INSTRUCTIONS TO FOLLOW:
Go through the data below and gather each line containing "platné".

EXTRACTED RECORDS:

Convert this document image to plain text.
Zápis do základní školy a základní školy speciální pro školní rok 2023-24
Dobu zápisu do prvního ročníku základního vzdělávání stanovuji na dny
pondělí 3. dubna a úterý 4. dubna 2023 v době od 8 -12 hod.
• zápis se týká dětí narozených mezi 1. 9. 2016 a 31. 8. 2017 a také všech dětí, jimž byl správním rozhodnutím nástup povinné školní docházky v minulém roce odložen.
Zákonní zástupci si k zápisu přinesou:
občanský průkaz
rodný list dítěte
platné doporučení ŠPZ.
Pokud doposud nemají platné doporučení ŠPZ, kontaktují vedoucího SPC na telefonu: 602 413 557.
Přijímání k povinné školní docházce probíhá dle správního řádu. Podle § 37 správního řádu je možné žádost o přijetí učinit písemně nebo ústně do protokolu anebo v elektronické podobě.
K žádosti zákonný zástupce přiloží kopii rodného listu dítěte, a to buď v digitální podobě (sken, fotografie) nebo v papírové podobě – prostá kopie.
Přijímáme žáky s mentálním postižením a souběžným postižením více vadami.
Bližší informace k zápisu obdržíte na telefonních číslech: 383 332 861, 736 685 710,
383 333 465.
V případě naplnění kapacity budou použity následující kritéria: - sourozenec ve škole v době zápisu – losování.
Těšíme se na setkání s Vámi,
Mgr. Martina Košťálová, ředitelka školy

FULL SOLUTION:
platné doporučení ŠPZ.
Pokud doposud nemají platné doporučení ŠPZ, kontaktují vedoucího SPC na telefonu: 602 413 557.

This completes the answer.